Records provided

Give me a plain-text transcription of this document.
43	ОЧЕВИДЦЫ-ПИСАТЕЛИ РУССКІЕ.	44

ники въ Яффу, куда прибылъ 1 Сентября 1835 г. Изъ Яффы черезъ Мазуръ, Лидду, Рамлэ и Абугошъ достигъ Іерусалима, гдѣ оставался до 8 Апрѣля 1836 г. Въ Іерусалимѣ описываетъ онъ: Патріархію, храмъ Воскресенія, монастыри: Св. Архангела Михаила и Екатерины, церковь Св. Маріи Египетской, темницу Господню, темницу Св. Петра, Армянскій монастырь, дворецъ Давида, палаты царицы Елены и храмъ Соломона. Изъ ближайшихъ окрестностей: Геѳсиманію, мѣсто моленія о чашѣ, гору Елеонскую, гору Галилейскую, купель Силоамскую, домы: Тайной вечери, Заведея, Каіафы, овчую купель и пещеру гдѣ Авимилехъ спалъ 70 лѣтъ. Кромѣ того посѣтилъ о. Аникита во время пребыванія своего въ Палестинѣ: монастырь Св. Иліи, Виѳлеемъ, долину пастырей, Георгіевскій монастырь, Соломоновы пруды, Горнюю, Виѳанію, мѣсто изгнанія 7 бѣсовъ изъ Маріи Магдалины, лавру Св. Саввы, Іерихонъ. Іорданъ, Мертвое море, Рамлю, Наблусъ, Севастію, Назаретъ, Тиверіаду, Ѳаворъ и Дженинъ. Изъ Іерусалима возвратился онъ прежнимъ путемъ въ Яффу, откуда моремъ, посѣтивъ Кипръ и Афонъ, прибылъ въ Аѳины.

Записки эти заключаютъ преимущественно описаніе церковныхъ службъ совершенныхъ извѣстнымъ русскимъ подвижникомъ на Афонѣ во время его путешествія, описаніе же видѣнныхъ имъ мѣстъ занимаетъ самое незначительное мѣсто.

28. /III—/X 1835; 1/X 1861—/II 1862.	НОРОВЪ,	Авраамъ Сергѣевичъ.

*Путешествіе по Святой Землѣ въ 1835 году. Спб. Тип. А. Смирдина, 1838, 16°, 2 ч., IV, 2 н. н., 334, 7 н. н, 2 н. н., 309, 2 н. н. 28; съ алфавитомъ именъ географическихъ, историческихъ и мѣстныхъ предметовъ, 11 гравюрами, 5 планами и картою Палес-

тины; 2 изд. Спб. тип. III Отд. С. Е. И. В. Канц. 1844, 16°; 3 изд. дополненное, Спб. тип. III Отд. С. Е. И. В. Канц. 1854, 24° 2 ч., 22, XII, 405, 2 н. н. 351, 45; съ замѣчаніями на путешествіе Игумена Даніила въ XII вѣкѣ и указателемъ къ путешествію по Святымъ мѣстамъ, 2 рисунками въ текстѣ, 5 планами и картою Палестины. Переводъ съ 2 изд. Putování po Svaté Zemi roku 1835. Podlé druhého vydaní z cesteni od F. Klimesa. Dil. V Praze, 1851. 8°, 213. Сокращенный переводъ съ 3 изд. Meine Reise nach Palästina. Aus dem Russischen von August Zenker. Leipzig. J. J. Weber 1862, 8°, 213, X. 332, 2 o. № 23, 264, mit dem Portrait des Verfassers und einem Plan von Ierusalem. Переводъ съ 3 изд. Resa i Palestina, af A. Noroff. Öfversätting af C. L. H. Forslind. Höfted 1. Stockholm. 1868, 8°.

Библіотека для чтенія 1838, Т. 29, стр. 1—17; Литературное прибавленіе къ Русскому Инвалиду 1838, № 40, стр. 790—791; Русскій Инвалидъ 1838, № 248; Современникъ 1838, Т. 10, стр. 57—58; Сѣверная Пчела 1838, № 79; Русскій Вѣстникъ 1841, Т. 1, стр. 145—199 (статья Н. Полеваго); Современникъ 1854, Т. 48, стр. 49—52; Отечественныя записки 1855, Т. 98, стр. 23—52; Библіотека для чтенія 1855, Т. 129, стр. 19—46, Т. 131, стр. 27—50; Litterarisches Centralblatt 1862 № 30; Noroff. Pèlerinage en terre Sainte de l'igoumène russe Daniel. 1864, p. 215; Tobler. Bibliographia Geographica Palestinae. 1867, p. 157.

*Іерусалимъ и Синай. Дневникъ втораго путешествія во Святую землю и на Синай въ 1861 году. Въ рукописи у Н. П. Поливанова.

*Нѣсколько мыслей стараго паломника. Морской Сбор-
--
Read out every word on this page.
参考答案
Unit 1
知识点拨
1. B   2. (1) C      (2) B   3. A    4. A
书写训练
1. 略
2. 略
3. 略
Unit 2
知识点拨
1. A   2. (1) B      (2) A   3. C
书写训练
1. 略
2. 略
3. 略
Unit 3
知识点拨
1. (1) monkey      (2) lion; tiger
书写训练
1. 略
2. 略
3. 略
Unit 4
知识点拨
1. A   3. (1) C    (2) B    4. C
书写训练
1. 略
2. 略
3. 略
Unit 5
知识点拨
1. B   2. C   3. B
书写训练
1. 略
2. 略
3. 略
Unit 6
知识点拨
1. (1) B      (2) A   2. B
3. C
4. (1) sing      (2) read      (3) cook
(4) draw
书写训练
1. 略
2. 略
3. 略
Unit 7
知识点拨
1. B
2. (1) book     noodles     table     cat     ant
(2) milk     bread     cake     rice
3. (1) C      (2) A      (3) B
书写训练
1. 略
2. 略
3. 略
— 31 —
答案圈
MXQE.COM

Your objective
Read the entries and show each line that mentions "Unit".

Answer to the problem
Unit 1
Unit 2
Unit 3
Unit 4
Unit 5
Unit 6
Unit 7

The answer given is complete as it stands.